▶ _PASSAGE GIVEN_:
•••
# Re: [isabelle] Simplifier not simplifying statement

Ah, my apologies. I believe I misunderstood how the simplifier works, and was expecting it to immediately recognize when a given rule corresponds exactly to a subgoal.
Is there any proof method that does this instead?


I was able to use "apply (rule lemma1)" to obtain three new subgoals
 1. !!x. A : U ==> B : U ==> x : A ==> A : U
2. !!x. A : U ==> B : U ==> x : A ==> B : U
3. !!x. A : U ==> B : U ==> x : A ==> x : A


which I then apply simp to prove, but it would be nice if I could write something like "apply (lemma lemma1)" when I have a proof state with \phi as a subgoal, and have already previously proved \phi. I've looked in the docs but haven't quite found something like this.
•••
▶ _STORED RECORDS_:
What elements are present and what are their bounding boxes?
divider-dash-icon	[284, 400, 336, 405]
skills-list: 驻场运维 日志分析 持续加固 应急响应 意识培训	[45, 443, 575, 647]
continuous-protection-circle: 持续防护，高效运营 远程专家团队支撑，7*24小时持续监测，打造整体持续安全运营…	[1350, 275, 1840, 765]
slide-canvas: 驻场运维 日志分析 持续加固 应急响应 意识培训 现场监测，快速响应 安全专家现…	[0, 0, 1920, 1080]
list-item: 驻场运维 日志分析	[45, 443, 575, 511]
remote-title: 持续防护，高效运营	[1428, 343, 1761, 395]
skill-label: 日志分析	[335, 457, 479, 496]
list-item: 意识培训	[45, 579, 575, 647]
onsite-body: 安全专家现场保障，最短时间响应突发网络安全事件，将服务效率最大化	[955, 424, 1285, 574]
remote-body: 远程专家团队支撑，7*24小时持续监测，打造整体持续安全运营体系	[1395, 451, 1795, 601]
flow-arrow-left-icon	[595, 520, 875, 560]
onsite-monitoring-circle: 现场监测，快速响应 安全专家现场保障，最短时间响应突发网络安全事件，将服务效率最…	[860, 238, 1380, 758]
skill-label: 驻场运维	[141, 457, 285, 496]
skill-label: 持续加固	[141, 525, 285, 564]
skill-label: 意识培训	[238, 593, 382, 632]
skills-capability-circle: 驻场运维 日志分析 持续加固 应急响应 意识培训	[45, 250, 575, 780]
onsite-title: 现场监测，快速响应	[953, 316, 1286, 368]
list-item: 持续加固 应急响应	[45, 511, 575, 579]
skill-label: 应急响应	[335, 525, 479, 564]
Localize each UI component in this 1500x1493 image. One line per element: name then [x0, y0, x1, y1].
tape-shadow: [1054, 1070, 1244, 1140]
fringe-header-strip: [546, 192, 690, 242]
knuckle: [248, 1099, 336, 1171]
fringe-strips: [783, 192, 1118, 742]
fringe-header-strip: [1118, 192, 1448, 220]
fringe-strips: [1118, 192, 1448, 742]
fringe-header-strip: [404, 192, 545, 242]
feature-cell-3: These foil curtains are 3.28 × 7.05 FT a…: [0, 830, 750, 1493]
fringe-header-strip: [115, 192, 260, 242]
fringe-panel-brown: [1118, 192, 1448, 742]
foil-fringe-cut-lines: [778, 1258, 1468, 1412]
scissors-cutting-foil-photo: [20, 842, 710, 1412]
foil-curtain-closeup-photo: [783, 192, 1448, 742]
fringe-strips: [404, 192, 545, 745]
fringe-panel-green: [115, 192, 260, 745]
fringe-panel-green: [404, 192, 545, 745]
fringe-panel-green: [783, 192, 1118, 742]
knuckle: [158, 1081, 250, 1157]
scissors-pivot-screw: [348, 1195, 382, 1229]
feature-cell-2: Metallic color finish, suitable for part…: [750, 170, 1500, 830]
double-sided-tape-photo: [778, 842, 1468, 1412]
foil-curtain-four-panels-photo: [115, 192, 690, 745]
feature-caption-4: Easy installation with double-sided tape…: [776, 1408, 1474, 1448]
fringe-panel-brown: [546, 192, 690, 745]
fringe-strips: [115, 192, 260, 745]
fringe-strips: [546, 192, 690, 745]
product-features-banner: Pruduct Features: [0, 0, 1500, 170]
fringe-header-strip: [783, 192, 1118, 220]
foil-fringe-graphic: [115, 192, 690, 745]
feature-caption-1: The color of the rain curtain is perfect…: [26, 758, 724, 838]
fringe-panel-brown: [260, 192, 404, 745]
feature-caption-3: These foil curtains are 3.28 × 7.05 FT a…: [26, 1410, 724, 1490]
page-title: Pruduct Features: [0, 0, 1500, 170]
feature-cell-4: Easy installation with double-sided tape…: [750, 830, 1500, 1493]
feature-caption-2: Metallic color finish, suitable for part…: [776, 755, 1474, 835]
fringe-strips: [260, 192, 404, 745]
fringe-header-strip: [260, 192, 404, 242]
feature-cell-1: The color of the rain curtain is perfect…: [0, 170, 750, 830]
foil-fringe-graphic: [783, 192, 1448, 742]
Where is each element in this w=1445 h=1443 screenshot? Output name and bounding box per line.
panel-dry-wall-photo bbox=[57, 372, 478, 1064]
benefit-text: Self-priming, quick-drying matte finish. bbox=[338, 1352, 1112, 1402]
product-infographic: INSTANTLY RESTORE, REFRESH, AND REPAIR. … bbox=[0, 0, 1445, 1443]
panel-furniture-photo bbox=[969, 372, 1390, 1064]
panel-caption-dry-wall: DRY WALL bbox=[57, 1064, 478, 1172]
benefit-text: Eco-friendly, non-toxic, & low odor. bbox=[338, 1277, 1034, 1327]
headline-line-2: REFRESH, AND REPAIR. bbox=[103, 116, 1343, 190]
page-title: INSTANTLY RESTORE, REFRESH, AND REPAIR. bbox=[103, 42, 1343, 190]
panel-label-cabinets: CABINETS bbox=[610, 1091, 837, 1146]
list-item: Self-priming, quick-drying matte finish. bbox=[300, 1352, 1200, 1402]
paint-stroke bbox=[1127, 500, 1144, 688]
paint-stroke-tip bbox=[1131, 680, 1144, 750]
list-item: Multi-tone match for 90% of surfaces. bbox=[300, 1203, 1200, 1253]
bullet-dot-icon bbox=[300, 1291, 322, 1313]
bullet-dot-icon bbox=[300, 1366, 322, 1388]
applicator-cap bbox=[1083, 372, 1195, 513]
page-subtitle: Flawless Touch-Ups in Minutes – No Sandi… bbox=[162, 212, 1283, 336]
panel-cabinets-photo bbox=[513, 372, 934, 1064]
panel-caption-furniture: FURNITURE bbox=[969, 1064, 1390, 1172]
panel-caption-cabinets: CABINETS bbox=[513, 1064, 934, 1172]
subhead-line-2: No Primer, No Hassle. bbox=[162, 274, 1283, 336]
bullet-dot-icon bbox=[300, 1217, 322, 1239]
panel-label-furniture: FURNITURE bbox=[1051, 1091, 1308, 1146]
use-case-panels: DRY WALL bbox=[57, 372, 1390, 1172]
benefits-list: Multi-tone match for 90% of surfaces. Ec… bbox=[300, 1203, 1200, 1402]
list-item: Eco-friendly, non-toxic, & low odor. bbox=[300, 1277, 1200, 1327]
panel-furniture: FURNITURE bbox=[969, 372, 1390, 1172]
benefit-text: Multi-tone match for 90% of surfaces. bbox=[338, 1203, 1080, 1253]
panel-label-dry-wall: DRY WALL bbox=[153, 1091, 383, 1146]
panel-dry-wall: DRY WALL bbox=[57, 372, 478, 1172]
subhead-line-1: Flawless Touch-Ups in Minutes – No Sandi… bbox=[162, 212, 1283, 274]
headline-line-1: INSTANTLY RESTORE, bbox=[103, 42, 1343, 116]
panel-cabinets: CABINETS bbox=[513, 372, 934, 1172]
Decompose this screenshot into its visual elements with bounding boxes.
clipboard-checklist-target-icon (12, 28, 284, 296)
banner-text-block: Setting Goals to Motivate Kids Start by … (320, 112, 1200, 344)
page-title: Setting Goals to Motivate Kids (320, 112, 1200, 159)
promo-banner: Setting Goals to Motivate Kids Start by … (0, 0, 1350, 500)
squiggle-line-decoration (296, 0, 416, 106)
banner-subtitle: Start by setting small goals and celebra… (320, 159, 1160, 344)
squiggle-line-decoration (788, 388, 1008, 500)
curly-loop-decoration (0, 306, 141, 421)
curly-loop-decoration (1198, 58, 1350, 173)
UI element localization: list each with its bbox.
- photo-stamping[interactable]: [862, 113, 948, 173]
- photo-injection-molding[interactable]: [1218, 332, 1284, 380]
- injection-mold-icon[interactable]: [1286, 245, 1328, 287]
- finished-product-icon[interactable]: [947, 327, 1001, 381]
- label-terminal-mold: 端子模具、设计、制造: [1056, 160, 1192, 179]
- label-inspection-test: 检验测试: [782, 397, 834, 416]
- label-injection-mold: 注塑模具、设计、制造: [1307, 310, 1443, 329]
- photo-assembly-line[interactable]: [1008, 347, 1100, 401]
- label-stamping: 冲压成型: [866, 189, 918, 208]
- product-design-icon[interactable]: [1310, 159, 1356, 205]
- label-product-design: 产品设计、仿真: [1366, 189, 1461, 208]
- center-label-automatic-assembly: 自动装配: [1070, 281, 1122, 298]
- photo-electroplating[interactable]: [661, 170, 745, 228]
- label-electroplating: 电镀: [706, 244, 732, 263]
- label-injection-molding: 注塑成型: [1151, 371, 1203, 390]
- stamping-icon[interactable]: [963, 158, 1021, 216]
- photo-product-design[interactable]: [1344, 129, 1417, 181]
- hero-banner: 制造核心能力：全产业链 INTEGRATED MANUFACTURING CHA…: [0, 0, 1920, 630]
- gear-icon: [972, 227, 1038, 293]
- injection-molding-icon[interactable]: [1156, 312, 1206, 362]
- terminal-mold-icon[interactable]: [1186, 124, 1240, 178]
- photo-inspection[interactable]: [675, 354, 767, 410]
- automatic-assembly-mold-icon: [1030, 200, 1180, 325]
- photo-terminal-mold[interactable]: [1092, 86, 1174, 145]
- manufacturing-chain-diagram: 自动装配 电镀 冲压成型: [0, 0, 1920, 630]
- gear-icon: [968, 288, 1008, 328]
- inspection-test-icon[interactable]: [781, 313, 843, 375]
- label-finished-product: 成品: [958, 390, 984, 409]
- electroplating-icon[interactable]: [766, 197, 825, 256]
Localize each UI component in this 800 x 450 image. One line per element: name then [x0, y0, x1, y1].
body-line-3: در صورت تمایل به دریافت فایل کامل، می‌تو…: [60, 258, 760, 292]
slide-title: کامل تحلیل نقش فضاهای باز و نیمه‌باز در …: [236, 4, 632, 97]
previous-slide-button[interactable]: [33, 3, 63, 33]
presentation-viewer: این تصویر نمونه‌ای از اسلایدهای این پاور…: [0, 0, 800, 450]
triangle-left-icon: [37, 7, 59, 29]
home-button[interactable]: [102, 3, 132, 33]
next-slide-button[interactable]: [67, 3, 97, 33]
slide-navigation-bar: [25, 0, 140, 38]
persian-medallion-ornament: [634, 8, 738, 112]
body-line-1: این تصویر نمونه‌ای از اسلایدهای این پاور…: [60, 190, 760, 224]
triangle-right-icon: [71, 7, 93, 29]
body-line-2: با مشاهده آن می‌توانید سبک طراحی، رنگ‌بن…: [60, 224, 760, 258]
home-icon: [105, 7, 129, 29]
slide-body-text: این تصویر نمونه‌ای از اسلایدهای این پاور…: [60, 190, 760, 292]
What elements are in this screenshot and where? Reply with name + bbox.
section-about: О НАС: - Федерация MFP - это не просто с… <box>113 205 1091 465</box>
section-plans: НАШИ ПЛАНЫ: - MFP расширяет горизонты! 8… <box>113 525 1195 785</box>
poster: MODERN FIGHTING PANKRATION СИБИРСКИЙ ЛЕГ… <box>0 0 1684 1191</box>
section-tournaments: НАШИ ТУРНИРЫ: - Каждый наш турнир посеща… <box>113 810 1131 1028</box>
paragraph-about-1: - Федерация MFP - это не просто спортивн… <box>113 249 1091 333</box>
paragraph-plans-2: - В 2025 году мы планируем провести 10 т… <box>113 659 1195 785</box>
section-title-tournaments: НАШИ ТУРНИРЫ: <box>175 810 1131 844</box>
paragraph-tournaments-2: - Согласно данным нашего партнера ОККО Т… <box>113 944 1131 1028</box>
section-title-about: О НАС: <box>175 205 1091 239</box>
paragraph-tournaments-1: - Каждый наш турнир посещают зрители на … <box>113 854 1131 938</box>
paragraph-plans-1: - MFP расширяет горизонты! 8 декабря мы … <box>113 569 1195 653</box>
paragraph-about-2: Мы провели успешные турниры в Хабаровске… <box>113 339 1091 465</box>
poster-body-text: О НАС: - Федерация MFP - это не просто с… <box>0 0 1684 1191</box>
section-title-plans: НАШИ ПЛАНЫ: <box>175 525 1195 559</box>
•••
▶ _EXERCISE INSTRUCTIONS_:
**1.** Translate this sentence from the Isabelle simplifier post into Spanish: "I believe I misunderstood how the simplifier works, and was expecting it to immediately recognize when a given rule corresponds exactly to a subgoal."
**2.** Quote the part of the Isabelle simplifier post that begins at the words "Ah, my apologies." and stops after "to a subgoal.".
The data above comes from a different source than the Isabelle simplifier post.

▶ _SOLUTIONS TO EACH TASK_:
**1.** Creo que entendí mal cómo funciona el simplificador y esperaba que reconociera de inmediato cuándo una regla dada corresponde exactamente a un subobjetivo.

**2.**
Ah, my apologies. I believe I misunderstood how the simplifier works, and was expecting it to immediately recognize when a given rule corresponds exactly to a subgoal.